Items from a dataset:
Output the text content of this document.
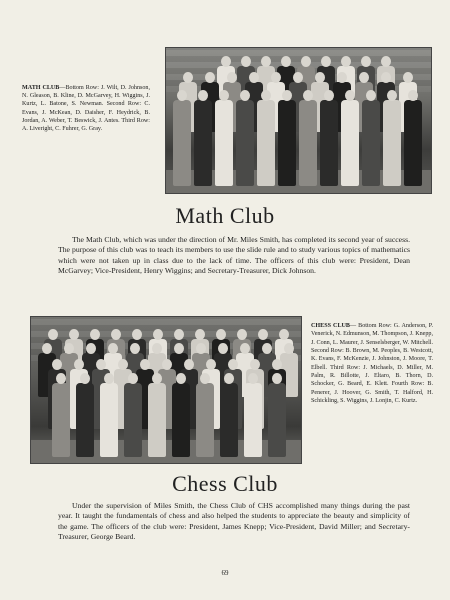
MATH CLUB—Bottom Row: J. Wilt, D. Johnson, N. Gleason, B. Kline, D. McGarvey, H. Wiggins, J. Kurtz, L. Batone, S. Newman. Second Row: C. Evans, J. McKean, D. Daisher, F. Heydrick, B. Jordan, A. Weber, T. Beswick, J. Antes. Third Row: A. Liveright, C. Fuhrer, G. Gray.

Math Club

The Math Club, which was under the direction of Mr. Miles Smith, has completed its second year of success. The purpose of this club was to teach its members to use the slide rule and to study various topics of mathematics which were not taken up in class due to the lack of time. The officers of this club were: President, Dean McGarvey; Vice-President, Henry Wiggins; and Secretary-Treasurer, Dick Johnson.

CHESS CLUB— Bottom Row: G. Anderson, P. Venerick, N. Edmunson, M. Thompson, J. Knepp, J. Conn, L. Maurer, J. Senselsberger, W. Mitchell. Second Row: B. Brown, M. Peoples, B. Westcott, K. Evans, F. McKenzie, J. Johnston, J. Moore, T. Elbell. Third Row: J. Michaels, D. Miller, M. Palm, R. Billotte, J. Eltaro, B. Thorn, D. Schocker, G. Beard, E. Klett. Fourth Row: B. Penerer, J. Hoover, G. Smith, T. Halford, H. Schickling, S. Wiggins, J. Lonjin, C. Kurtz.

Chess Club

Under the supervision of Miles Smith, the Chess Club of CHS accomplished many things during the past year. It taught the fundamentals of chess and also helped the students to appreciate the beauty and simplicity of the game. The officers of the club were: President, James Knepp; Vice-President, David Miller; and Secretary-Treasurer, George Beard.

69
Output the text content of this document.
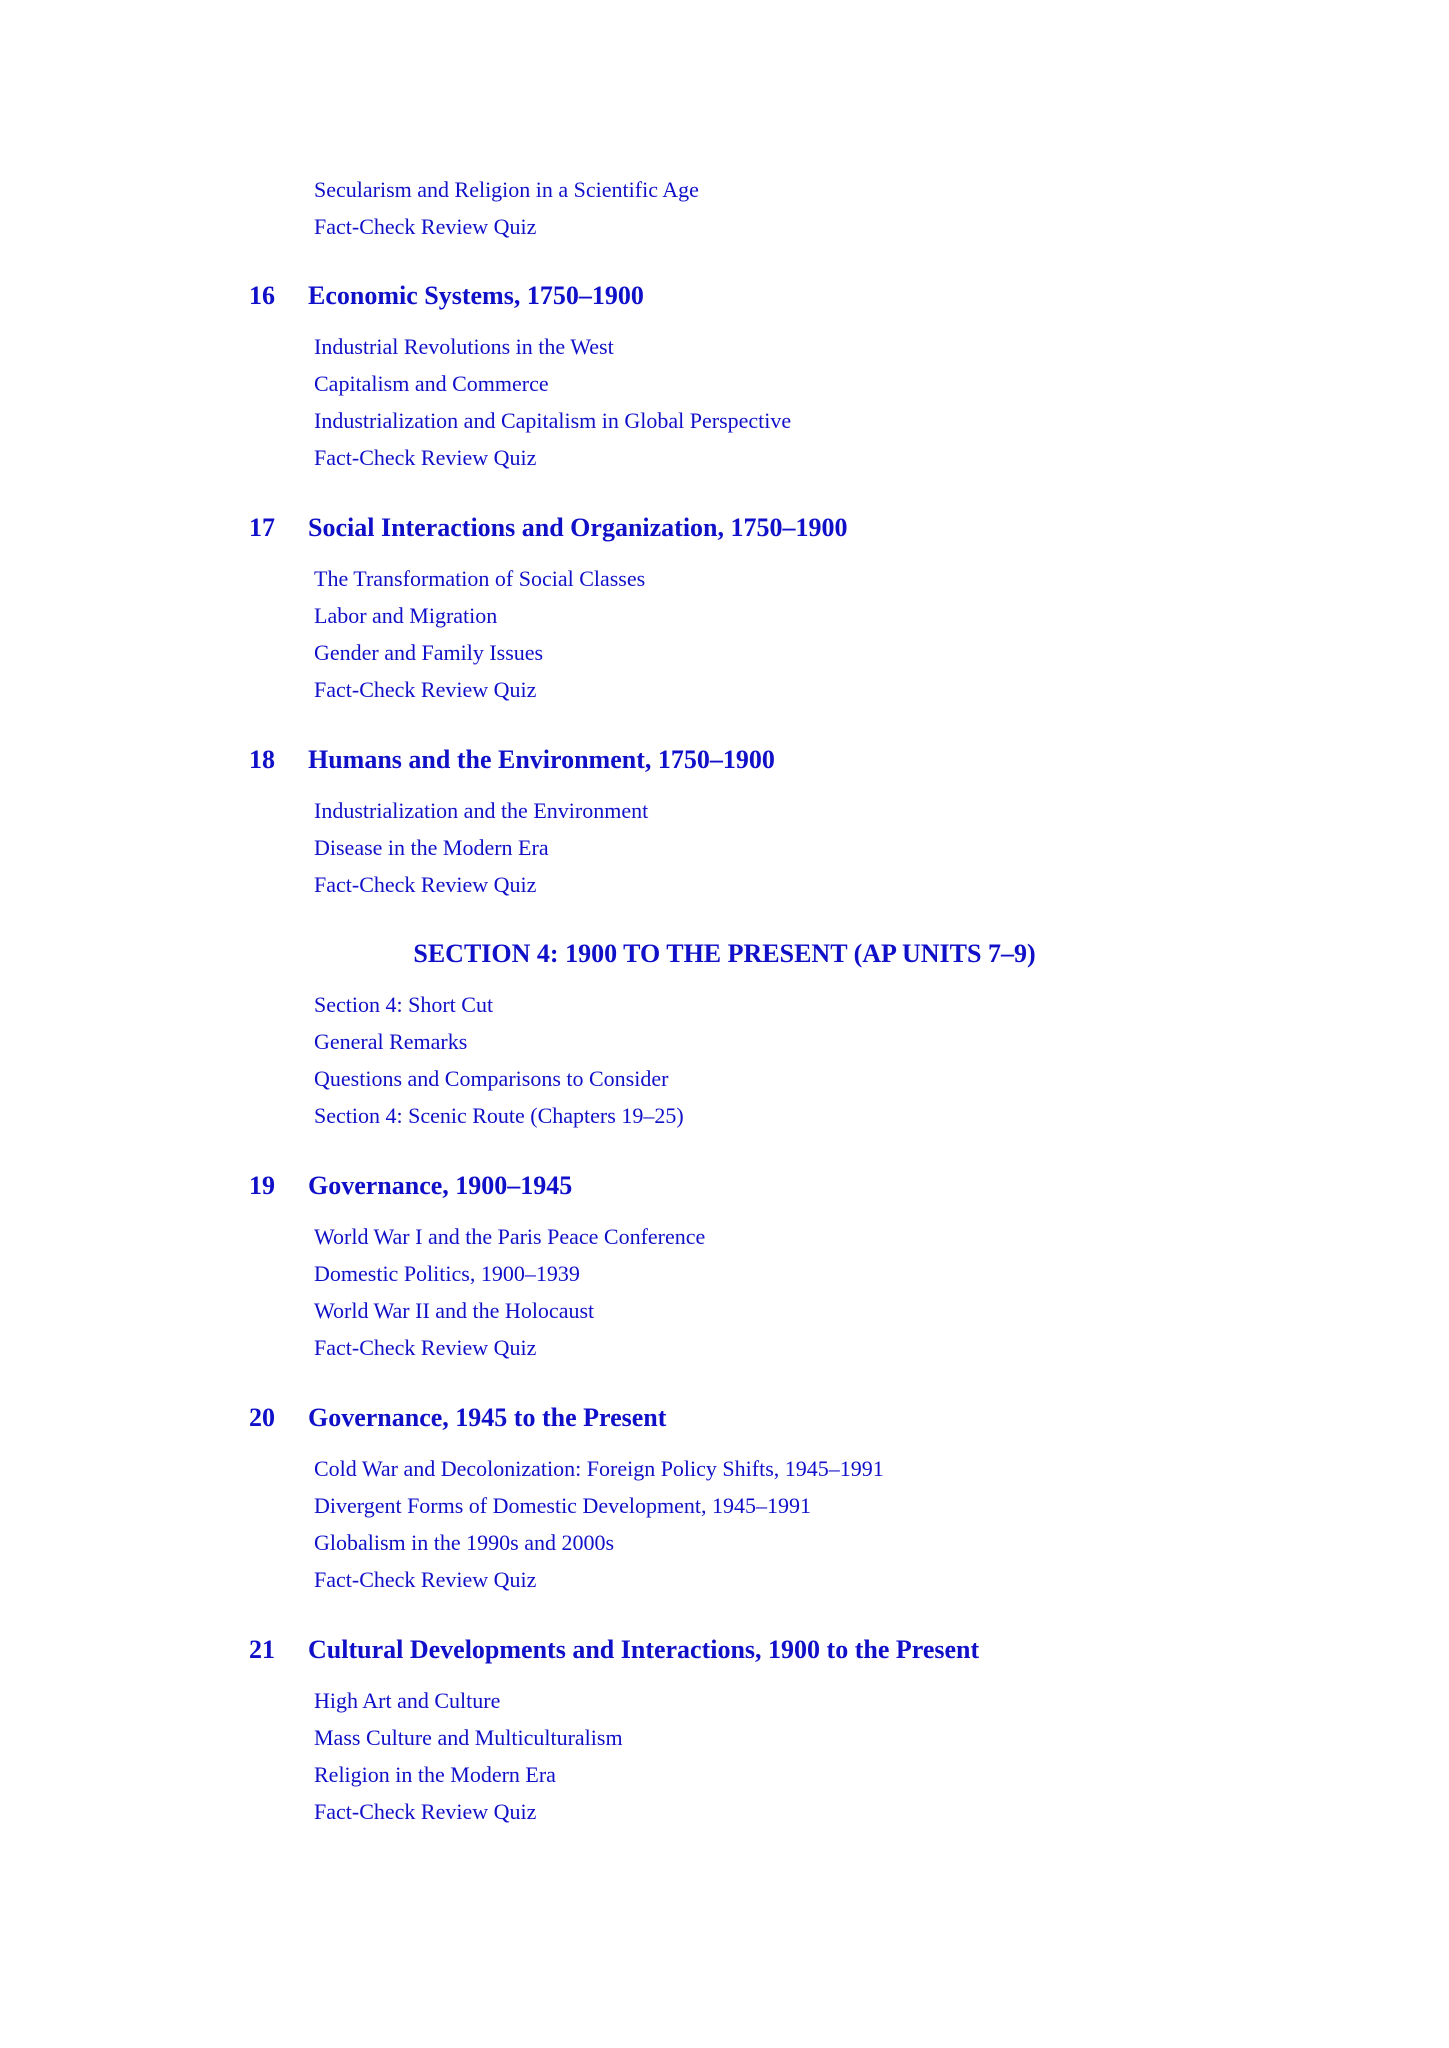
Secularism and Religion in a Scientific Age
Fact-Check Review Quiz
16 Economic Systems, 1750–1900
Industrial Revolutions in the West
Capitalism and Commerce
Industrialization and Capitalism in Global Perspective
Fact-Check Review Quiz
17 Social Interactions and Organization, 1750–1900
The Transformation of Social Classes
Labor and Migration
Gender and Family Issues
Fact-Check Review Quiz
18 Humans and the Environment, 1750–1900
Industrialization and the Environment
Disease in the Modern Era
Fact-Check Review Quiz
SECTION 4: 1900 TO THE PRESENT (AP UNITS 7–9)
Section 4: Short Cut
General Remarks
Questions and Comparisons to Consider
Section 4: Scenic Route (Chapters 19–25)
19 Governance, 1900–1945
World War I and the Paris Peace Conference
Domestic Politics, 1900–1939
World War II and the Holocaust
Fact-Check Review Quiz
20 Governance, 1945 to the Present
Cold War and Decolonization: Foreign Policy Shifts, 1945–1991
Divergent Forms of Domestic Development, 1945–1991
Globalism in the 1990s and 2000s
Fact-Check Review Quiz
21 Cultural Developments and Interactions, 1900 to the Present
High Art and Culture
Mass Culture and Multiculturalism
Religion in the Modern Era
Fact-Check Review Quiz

» EXERCISE OBJECTIVE: Reproduce every record above exactly, but leave out the pictures.

» FINAL RESULT:
Output the text content of this document.
MATH CLUB—Bottom Row: J. Wilt, D. Johnson, N. Gleason, B. Kline, D. McGarvey, H. Wiggins, J. Kurtz, L. Batone, S. Newman. Second Row: C. Evans, J. McKean, D. Daisher, F. Heydrick, B. Jordan, A. Weber, T. Beswick, J. Antes. Third Row: A. Liveright, C. Fuhrer, G. Gray.

Math Club

The Math Club, which was under the direction of Mr. Miles Smith, has completed its second year of success. The purpose of this club was to teach its members to use the slide rule and to study various topics of mathematics which were not taken up in class due to the lack of time. The officers of this club were: President, Dean McGarvey; Vice-President, Henry Wiggins; and Secretary-Treasurer, Dick Johnson.

CHESS CLUB— Bottom Row: G. Anderson, P. Venerick, N. Edmunson, M. Thompson, J. Knepp, J. Conn, L. Maurer, J. Senselsberger, W. Mitchell. Second Row: B. Brown, M. Peoples, B. Westcott, K. Evans, F. McKenzie, J. Johnston, J. Moore, T. Elbell. Third Row: J. Michaels, D. Miller, M. Palm, R. Billotte, J. Eltaro, B. Thorn, D. Schocker, G. Beard, E. Klett. Fourth Row: B. Penerer, J. Hoover, G. Smith, T. Halford, H. Schickling, S. Wiggins, J. Lonjin, C. Kurtz.

Chess Club

Under the supervision of Miles Smith, the Chess Club of CHS accomplished many things during the past year. It taught the fundamentals of chess and also helped the students to appreciate the beauty and simplicity of the game. The officers of the club were: President, James Knepp; Vice-President, David Miller; and Secretary-Treasurer, George Beard.

69
Output the text content of this document.
Secularism and Religion in a Scientific Age
Fact-Check Review Quiz
16 Economic Systems, 1750–1900
Industrial Revolutions in the West
Capitalism and Commerce
Industrialization and Capitalism in Global Perspective
Fact-Check Review Quiz
17 Social Interactions and Organization, 1750–1900
The Transformation of Social Classes
Labor and Migration
Gender and Family Issues
Fact-Check Review Quiz
18 Humans and the Environment, 1750–1900
Industrialization and the Environment
Disease in the Modern Era
Fact-Check Review Quiz
SECTION 4: 1900 TO THE PRESENT (AP UNITS 7–9)
Section 4: Short Cut
General Remarks
Questions and Comparisons to Consider
Section 4: Scenic Route (Chapters 19–25)
19 Governance, 1900–1945
World War I and the Paris Peace Conference
Domestic Politics, 1900–1939
World War II and the Holocaust
Fact-Check Review Quiz
20 Governance, 1945 to the Present
Cold War and Decolonization: Foreign Policy Shifts, 1945–1991
Divergent Forms of Domestic Development, 1945–1991
Globalism in the 1990s and 2000s
Fact-Check Review Quiz
21 Cultural Developments and Interactions, 1900 to the Present
High Art and Culture
Mass Culture and Multiculturalism
Religion in the Modern Era
Fact-Check Review Quiz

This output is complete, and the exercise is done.